## What needs to be done
Extract each line holding the word "угодій" from the entries.

## Records for the exercise
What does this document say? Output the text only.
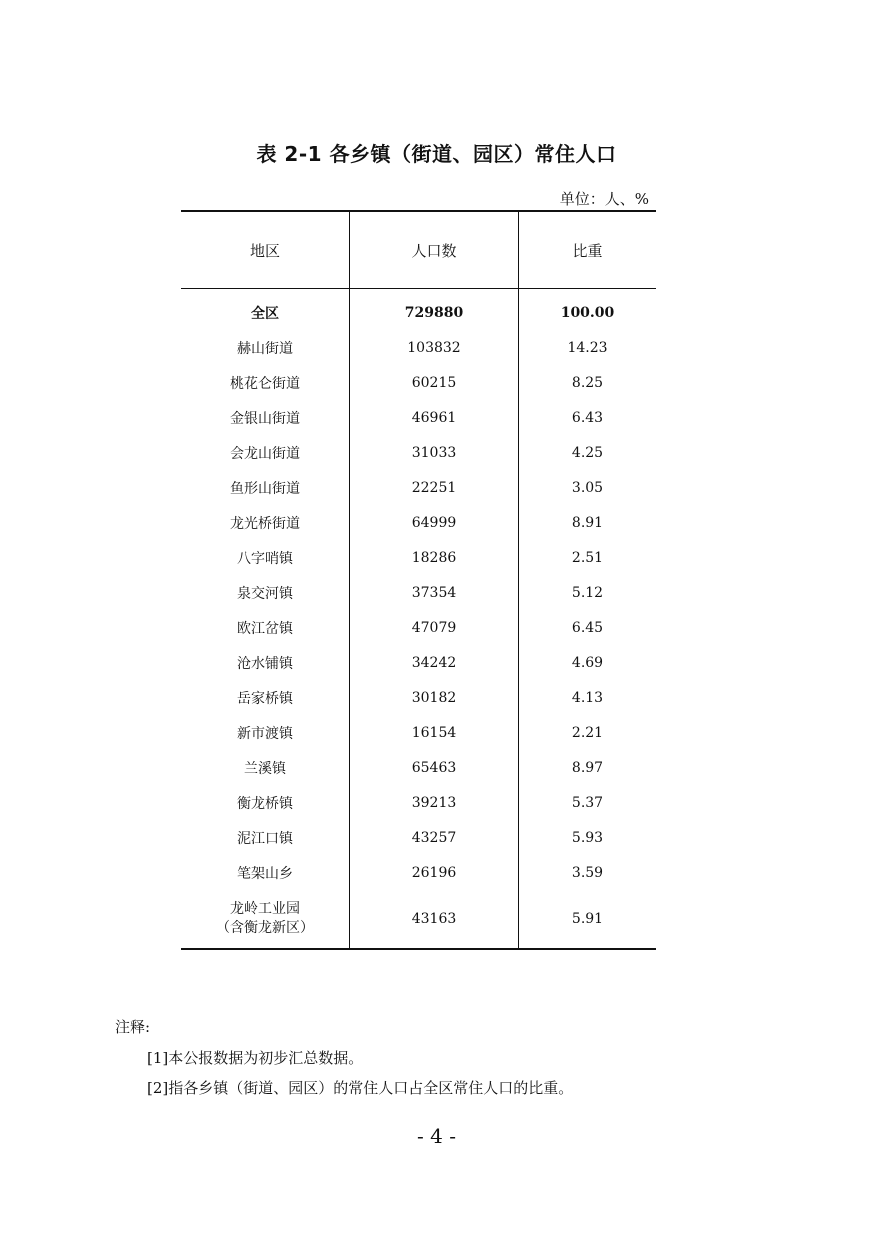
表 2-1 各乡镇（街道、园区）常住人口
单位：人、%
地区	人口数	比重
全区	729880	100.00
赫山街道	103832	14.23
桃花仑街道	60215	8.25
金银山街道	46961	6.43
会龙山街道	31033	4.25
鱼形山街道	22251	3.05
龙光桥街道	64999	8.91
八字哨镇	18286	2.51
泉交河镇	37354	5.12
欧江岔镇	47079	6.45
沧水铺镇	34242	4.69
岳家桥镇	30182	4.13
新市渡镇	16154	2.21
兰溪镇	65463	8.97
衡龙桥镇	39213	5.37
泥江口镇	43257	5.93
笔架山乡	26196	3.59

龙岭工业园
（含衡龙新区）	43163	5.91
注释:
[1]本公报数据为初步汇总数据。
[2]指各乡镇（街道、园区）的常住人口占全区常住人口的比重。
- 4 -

--

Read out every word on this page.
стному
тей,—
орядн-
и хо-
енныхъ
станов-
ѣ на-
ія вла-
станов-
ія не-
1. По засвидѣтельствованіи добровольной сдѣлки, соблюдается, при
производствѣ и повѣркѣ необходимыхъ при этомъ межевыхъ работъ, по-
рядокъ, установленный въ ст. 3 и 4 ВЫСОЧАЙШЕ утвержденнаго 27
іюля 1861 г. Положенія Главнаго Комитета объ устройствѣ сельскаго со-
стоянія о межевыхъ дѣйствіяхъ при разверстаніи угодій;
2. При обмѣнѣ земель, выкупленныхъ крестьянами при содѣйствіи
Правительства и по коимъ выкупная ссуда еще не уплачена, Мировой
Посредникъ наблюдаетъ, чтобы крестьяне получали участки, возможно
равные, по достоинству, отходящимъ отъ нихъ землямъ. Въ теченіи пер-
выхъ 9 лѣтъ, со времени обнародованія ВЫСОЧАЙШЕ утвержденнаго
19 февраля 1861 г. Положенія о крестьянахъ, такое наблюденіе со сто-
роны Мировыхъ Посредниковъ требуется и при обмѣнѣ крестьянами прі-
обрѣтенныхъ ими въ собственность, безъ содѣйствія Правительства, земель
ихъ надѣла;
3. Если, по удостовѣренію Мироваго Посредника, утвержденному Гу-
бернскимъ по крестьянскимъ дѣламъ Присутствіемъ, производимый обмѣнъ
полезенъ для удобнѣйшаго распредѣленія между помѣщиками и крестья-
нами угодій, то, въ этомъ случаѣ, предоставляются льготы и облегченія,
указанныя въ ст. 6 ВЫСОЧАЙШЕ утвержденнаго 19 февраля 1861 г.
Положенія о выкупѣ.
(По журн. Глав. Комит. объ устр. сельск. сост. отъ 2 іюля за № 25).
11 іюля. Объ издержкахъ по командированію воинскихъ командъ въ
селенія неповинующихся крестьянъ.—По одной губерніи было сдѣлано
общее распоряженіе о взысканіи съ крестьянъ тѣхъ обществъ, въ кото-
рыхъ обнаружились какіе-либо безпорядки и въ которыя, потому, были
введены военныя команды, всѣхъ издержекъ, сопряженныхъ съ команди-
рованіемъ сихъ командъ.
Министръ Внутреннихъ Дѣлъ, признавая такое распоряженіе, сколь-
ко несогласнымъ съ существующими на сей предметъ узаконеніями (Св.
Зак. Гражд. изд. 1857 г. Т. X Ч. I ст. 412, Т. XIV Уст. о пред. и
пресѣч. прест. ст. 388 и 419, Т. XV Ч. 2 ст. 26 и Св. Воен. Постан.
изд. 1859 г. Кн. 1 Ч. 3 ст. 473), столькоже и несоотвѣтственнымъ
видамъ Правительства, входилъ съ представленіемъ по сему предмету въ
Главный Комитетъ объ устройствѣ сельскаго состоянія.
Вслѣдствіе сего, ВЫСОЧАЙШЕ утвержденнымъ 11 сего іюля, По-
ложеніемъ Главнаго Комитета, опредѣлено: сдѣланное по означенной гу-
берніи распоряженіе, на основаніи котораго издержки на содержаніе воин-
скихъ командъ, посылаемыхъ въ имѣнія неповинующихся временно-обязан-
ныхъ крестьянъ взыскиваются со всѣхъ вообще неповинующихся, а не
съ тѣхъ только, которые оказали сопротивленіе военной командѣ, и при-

## Solution to this exercise
стоянія о межевыхъ дѣйствіяхъ при разверстаніи угодій;
нами угодій, то, въ этомъ случаѣ, предоставляются льготы и облегченія,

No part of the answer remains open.